--- begin SUPPLIED MATERIAL ---

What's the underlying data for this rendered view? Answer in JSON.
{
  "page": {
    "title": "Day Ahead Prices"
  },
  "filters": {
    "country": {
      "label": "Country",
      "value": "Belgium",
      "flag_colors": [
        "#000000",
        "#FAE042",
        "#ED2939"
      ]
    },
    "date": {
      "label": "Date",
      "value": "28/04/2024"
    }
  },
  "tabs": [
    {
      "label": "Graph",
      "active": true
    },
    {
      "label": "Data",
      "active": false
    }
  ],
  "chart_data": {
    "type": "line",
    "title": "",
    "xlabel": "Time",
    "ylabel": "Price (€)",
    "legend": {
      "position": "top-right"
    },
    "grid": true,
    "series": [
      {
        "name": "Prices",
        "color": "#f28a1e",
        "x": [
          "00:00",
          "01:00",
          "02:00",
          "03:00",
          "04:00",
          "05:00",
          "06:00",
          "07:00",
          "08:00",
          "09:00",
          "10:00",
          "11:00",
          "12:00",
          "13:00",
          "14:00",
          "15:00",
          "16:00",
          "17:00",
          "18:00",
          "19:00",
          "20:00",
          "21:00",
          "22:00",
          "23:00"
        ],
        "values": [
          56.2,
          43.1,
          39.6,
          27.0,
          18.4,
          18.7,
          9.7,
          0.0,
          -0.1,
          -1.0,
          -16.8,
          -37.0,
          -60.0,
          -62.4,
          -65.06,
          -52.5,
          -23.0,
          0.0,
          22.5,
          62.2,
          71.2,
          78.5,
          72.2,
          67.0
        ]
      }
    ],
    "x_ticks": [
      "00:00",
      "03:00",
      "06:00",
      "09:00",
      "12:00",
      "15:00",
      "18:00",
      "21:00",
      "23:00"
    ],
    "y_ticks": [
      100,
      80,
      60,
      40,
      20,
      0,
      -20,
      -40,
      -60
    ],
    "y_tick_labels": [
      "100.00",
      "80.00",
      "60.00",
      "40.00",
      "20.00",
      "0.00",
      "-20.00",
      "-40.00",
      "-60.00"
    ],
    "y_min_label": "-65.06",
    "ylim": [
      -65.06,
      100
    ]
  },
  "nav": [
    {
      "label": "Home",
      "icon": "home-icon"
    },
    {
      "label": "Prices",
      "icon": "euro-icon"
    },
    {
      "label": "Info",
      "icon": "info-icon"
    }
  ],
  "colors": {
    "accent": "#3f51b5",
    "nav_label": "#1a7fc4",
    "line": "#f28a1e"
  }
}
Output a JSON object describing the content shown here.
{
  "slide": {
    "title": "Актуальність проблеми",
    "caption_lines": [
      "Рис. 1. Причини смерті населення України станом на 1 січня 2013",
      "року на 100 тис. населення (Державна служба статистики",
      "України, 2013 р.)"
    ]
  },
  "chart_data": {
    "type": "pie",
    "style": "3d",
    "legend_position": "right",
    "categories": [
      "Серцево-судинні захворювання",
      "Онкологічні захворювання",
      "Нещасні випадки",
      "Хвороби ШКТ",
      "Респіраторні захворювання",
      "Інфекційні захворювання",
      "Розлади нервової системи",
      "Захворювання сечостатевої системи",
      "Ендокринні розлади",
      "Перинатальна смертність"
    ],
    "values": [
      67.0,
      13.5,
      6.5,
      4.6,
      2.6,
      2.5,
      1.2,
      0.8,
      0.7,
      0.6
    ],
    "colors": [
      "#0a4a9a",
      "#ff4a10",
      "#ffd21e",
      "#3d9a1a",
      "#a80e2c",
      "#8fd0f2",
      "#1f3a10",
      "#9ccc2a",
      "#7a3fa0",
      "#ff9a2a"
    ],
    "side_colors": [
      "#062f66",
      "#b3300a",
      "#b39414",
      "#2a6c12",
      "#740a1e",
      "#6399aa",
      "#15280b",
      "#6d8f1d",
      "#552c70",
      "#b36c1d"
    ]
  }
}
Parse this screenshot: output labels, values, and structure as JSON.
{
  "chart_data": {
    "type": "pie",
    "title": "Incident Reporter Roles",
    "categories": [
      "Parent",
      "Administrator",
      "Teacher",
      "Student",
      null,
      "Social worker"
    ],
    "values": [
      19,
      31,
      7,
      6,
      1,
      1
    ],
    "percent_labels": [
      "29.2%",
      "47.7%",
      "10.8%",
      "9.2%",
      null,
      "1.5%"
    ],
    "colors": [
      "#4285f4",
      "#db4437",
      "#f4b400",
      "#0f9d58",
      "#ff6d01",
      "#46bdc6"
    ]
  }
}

--- end SUPPLIED MATERIAL ---

#### PROBLEM DETAILS
Look for the word "України" in every line of the listing and copy the lines that have it.

#### FULL SOLUTION
      "Рис. 1. Причини смерті населення України станом на 1 січня 2013",
      "України, 2013 р.)"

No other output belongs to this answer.